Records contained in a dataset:
┄┄┄┄┄┄
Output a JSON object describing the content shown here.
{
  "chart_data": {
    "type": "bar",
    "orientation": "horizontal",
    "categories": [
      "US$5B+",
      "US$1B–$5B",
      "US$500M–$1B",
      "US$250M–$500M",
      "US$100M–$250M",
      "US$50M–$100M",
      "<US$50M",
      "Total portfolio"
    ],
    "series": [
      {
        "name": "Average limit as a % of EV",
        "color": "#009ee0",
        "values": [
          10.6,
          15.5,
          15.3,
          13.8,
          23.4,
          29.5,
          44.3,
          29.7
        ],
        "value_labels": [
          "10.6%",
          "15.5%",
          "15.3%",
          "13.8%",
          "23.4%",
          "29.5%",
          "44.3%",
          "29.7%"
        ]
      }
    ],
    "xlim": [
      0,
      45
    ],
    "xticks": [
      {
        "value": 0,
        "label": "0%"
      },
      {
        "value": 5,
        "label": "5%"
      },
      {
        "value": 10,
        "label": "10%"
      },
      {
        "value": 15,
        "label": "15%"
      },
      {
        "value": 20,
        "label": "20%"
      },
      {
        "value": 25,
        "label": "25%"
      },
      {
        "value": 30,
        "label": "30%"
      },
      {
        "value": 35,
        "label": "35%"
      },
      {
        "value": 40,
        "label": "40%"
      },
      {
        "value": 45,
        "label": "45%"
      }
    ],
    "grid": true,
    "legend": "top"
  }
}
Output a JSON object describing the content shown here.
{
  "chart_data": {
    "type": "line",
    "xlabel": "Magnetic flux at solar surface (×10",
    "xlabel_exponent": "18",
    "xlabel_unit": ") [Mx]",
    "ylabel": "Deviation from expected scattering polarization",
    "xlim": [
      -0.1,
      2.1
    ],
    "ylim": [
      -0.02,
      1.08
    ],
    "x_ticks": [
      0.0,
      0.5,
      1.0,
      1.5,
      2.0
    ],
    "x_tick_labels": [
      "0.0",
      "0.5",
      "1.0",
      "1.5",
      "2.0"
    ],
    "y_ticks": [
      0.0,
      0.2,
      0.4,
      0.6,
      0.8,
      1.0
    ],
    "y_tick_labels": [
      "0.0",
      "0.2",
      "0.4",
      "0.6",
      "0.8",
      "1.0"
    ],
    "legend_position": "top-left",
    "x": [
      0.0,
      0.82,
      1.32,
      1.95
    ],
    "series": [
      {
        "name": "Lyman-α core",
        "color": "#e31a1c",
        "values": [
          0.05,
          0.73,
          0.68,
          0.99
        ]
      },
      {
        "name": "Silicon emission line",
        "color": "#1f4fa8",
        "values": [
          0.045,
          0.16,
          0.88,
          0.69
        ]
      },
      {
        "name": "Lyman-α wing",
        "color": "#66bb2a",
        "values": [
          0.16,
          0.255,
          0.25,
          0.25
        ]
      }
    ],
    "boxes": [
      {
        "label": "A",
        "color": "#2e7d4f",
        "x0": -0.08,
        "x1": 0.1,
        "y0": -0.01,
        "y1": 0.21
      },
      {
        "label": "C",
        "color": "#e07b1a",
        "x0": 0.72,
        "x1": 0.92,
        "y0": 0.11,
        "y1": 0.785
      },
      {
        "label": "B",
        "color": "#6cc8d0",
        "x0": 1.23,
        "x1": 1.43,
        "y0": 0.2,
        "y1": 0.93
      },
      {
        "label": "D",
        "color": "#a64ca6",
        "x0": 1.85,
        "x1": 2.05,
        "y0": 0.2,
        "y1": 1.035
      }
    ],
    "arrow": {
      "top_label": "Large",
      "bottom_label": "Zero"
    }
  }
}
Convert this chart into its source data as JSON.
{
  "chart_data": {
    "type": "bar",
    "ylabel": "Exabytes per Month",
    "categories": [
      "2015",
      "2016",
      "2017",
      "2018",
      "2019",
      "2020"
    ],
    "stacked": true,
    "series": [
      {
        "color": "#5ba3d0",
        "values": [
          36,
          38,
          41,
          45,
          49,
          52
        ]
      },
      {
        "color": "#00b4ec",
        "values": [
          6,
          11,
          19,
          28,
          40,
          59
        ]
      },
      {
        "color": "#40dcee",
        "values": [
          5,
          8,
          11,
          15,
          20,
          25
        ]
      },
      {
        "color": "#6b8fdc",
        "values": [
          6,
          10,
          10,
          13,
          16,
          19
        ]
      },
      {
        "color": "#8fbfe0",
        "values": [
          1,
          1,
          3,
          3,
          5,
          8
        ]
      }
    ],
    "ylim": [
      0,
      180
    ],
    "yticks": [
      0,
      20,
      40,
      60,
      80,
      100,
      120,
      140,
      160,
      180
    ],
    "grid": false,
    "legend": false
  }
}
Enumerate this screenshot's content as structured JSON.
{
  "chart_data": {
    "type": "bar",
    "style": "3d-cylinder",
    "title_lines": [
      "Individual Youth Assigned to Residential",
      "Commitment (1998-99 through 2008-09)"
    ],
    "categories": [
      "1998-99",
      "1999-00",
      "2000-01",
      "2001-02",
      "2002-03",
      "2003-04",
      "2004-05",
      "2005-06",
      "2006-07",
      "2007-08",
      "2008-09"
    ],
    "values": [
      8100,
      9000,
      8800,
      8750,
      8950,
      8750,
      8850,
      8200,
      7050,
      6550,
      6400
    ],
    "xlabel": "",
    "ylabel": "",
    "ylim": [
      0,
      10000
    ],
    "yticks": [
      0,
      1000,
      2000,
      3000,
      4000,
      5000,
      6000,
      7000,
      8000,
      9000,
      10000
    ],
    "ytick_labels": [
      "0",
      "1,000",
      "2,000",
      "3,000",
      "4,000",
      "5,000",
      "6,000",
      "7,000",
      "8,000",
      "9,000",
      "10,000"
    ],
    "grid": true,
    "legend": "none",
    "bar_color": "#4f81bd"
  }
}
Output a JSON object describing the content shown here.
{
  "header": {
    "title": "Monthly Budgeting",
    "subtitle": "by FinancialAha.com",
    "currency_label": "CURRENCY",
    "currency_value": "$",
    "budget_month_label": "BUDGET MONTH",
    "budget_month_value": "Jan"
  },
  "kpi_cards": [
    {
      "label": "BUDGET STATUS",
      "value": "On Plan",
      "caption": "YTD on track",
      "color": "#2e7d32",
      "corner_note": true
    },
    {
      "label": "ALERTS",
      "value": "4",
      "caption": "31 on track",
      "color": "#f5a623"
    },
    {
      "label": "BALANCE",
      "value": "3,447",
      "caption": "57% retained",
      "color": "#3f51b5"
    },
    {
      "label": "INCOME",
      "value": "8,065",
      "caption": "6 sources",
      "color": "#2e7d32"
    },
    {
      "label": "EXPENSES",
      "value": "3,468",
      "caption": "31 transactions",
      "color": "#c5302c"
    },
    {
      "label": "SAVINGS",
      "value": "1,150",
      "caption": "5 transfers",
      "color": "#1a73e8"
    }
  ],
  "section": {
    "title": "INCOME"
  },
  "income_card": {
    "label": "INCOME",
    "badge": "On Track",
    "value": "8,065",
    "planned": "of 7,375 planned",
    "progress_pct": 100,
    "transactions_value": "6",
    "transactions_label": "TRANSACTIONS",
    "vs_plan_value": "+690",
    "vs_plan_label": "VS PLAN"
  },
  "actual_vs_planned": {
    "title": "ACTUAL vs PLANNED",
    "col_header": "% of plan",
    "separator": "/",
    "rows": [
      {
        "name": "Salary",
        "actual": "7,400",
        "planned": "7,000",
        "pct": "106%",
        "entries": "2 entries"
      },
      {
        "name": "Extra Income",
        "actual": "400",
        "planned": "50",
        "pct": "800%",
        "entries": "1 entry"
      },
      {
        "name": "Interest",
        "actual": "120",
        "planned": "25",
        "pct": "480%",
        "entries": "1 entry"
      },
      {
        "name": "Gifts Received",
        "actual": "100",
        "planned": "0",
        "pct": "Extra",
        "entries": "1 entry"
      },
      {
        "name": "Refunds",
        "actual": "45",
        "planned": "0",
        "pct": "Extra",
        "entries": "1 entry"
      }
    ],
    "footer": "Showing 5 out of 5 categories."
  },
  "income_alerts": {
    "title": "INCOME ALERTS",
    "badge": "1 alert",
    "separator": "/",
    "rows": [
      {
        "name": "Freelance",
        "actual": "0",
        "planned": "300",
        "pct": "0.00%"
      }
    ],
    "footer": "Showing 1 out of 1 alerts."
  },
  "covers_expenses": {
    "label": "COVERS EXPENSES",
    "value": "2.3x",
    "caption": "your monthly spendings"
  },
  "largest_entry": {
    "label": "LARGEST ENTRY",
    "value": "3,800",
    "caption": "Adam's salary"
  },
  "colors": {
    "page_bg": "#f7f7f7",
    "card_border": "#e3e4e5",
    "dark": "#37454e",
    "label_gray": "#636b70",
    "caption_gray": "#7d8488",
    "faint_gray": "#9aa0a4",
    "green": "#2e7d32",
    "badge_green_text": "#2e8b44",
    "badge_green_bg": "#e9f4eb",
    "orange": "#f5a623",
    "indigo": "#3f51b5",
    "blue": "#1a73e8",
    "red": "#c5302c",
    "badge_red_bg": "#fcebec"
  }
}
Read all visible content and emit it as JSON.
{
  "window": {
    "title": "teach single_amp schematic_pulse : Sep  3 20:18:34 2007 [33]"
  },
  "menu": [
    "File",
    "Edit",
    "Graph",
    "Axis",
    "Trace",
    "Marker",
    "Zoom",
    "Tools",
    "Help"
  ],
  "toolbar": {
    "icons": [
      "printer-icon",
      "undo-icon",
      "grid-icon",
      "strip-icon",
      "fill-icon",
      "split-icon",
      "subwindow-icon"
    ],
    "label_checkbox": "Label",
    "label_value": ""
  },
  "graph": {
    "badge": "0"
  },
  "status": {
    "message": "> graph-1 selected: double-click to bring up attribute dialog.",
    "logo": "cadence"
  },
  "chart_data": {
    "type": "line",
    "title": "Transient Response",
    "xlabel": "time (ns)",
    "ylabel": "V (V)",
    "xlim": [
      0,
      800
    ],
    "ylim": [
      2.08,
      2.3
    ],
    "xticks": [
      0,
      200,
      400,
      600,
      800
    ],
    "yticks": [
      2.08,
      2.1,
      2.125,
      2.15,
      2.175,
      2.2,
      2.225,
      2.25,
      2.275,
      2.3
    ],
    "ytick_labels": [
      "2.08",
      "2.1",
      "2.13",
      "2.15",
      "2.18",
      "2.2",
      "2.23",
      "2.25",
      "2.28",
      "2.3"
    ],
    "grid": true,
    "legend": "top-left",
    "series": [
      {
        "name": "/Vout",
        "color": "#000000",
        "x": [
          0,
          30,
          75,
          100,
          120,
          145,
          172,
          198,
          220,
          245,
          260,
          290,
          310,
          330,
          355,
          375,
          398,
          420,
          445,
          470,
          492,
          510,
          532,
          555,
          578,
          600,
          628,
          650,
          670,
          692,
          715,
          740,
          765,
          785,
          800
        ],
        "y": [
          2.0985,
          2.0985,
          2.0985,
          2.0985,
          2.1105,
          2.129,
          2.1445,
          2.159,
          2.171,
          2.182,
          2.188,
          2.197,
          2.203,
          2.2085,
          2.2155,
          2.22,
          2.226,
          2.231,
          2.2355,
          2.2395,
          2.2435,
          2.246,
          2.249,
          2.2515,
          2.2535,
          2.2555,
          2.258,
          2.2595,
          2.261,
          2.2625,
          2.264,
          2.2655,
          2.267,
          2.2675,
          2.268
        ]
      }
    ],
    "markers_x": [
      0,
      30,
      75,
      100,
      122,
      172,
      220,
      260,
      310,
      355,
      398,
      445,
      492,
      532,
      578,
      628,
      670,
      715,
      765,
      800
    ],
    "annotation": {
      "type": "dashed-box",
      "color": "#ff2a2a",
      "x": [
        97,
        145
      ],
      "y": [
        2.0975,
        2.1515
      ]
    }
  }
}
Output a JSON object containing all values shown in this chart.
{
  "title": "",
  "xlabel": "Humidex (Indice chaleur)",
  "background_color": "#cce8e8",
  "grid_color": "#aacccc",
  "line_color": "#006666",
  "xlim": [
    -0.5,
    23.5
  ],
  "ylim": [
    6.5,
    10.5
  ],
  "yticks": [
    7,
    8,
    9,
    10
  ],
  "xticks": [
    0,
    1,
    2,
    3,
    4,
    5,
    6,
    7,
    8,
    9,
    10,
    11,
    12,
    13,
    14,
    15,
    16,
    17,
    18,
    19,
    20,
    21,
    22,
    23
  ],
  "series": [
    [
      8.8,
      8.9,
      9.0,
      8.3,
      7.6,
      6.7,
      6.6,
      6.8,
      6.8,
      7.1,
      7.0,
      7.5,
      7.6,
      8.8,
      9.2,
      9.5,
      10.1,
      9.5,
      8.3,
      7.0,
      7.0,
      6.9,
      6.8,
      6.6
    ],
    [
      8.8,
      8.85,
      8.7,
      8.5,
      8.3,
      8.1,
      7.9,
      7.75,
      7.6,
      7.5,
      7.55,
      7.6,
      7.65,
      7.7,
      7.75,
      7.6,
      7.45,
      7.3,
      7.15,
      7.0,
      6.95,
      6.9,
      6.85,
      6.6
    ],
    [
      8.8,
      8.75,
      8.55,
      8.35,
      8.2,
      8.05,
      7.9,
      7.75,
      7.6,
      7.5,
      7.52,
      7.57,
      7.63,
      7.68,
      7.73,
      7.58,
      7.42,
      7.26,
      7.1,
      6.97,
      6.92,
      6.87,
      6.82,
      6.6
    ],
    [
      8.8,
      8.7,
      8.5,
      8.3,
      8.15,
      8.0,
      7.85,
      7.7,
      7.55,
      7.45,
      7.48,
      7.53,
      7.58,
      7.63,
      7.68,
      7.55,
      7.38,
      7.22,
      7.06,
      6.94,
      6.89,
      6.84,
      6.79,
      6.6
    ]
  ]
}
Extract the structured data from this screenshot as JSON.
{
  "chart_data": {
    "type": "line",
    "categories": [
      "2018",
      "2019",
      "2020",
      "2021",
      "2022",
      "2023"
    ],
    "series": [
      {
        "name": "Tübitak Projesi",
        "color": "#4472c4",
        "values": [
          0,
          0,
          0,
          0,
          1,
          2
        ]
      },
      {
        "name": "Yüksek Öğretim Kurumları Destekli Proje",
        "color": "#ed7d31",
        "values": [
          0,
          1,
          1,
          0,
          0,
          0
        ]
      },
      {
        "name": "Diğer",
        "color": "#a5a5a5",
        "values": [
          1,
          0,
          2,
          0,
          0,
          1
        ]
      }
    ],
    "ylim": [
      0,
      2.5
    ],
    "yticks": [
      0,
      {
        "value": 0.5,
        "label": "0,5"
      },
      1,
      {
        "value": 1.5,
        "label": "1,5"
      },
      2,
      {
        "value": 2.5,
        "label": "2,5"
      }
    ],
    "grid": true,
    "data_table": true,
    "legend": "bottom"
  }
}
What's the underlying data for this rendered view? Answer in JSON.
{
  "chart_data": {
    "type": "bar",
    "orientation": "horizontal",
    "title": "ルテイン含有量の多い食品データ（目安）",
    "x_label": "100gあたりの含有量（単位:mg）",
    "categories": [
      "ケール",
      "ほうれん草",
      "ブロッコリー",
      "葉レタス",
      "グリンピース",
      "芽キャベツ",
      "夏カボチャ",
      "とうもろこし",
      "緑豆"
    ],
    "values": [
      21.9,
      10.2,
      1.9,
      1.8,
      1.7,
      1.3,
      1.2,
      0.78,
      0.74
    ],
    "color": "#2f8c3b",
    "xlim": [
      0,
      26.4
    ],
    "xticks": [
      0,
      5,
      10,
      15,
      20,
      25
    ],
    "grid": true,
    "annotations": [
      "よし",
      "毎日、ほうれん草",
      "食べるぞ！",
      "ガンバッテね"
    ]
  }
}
┄┄┄┄┄┄
TO DO: Gather each line in the data that holds the string "from".

ANSWER TO THIS EXERCISE:
    "ylabel": "Deviation from expected scattering polarization",
Extract the structured data from this screenshot as JSON.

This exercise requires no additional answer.